## Requirement
Identify the lines holding "átlag" and copy them.

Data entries
'''

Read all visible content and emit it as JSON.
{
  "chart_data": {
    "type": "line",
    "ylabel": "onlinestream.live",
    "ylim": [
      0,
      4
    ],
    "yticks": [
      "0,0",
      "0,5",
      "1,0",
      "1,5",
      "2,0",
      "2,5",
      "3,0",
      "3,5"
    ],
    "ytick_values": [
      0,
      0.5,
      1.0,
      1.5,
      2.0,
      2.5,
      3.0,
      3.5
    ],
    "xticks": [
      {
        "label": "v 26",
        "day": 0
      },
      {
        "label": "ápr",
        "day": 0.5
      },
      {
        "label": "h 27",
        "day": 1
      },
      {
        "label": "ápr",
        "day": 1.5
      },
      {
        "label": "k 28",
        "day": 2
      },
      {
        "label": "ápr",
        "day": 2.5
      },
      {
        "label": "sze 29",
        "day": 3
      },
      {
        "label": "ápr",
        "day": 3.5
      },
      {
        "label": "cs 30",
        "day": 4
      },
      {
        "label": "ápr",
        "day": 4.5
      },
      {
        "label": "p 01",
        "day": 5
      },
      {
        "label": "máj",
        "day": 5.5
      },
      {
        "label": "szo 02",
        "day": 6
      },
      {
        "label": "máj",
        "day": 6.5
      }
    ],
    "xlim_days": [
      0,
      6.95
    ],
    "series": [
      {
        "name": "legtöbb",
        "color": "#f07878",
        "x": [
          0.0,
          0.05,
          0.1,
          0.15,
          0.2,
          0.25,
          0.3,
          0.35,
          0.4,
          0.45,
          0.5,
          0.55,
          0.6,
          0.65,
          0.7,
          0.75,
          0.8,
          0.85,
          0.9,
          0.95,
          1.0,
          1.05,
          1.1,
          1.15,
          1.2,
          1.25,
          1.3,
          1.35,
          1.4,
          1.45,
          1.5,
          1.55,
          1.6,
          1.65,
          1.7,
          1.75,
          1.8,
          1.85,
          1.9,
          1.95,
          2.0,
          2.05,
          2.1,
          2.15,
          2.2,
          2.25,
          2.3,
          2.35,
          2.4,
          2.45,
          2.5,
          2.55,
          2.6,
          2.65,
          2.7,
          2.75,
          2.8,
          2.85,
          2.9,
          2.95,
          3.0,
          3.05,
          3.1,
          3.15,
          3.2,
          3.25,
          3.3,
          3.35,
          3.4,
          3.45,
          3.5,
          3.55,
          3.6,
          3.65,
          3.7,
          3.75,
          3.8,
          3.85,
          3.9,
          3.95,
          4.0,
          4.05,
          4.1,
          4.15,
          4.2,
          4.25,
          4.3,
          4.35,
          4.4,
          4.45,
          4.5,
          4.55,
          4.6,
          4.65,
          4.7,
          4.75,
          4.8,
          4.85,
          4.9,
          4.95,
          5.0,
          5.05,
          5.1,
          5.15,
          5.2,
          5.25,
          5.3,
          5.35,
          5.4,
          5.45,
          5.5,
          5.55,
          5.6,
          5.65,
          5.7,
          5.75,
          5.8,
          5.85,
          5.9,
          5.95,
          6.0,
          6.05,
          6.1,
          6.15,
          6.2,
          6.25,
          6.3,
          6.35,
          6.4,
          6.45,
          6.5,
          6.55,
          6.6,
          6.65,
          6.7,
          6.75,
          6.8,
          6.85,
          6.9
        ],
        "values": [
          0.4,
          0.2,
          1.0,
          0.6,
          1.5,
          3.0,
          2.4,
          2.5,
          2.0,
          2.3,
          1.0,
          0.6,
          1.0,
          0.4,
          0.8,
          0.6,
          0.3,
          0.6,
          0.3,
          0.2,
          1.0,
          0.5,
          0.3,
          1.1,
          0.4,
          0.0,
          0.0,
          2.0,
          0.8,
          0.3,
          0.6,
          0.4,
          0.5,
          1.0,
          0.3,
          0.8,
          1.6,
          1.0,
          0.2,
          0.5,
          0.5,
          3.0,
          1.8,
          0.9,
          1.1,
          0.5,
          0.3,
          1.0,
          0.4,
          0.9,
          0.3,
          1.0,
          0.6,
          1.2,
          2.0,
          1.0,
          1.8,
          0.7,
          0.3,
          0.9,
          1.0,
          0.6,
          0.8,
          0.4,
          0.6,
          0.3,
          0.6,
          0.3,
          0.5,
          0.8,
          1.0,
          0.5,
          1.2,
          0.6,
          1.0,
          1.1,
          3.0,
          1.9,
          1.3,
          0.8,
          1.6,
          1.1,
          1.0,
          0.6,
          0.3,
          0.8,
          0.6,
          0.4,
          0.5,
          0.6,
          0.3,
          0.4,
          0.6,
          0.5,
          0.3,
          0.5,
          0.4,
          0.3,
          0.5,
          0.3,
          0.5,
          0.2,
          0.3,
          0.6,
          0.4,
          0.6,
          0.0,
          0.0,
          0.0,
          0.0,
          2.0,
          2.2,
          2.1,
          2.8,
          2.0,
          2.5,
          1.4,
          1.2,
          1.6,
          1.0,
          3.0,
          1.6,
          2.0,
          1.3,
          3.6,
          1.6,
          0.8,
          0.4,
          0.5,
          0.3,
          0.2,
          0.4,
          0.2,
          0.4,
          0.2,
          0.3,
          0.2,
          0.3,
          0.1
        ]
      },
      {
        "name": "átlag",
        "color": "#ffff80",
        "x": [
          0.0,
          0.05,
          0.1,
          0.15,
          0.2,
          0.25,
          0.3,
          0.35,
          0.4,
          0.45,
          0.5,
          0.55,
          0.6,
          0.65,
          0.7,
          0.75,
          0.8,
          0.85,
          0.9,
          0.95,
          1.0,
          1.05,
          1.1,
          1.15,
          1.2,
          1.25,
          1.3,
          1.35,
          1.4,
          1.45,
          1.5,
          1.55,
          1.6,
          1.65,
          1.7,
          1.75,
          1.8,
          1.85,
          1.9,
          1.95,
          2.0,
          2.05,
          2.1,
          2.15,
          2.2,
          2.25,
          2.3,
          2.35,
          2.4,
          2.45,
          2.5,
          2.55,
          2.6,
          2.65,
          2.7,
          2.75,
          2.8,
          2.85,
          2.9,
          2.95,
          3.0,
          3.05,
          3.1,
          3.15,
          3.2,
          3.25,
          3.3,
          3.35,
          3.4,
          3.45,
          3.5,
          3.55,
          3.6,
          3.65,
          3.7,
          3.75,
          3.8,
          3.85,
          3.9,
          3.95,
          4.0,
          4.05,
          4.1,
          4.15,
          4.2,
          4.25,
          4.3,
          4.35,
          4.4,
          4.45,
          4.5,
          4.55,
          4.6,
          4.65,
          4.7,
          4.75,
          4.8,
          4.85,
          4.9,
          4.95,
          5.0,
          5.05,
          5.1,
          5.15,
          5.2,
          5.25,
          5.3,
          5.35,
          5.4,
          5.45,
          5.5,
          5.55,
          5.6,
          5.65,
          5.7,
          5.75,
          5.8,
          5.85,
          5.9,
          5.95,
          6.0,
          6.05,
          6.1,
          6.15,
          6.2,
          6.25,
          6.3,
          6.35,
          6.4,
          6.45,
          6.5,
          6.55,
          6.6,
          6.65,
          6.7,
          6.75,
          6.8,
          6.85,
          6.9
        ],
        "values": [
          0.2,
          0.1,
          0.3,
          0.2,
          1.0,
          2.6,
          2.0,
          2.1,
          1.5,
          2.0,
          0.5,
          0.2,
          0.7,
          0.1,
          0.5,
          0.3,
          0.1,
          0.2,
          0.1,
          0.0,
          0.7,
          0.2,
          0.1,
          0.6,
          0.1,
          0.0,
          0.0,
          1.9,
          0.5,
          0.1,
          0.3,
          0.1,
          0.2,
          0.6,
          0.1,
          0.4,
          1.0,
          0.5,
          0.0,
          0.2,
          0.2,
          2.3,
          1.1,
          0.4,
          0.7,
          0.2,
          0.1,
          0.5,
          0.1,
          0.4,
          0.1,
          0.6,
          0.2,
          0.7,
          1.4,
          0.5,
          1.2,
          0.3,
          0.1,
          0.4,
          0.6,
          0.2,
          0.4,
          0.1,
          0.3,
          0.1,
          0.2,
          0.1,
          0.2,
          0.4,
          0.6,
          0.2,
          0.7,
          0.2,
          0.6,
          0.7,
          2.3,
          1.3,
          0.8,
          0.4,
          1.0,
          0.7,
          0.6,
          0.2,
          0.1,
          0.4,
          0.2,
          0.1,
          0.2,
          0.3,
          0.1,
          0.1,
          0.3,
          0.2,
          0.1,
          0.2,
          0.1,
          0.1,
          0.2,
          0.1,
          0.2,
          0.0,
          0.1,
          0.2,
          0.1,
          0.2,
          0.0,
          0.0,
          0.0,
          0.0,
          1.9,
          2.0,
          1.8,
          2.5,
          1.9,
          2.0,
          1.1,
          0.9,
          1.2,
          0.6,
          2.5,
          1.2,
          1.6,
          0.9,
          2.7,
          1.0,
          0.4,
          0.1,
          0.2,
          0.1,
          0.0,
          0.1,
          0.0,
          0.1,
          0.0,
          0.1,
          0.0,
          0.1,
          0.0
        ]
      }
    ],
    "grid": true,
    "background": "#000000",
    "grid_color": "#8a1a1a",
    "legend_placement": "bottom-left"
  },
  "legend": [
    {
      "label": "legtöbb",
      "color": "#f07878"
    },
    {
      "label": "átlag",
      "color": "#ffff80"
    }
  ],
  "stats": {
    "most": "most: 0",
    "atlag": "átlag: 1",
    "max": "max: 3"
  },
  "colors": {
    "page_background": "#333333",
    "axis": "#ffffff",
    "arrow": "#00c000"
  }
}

'''

## Response for this exercise
        "name": "átlag",
      "label": "átlag",
    "atlag": "átlag: 1",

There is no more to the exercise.